Items listed in a dataset:
┄┄┄┄┄┄┄┄┄┄
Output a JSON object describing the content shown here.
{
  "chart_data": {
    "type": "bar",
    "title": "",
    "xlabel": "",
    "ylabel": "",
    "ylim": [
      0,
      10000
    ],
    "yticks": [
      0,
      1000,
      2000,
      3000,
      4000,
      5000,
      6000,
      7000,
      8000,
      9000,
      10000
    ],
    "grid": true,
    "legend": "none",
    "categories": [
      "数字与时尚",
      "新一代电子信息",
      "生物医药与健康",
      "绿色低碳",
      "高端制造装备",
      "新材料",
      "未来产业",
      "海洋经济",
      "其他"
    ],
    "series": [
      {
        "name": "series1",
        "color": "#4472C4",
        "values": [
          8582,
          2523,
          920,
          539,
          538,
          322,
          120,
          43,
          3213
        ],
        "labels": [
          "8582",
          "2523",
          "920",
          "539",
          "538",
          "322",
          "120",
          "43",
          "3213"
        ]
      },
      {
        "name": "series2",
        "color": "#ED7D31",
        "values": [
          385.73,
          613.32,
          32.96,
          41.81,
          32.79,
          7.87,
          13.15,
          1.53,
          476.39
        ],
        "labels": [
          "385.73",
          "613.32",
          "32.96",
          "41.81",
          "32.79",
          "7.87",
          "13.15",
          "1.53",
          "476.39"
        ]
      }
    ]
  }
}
┄┄┄┄┄┄┄┄┄┄
WHAT TO DO: Write out the listing once more, matching it exactly.

OUTPUT OF THE TASK:
Output a JSON object describing the content shown here.
{
  "chart_data": {
    "type": "bar",
    "title": "",
    "xlabel": "",
    "ylabel": "",
    "ylim": [
      0,
      10000
    ],
    "yticks": [
      0,
      1000,
      2000,
      3000,
      4000,
      5000,
      6000,
      7000,
      8000,
      9000,
      10000
    ],
    "grid": true,
    "legend": "none",
    "categories": [
      "数字与时尚",
      "新一代电子信息",
      "生物医药与健康",
      "绿色低碳",
      "高端制造装备",
      "新材料",
      "未来产业",
      "海洋经济",
      "其他"
    ],
    "series": [
      {
        "name": "series1",
        "color": "#4472C4",
        "values": [
          8582,
          2523,
          920,
          539,
          538,
          322,
          120,
          43,
          3213
        ],
        "labels": [
          "8582",
          "2523",
          "920",
          "539",
          "538",
          "322",
          "120",
          "43",
          "3213"
        ]
      },
      {
        "name": "series2",
        "color": "#ED7D31",
        "values": [
          385.73,
          613.32,
          32.96,
          41.81,
          32.79,
          7.87,
          13.15,
          1.53,
          476.39
        ],
        "labels": [
          "385.73",
          "613.32",
          "32.96",
          "41.81",
          "32.79",
          "7.87",
          "13.15",
          "1.53",
          "476.39"
        ]
      }
    ]
  }
}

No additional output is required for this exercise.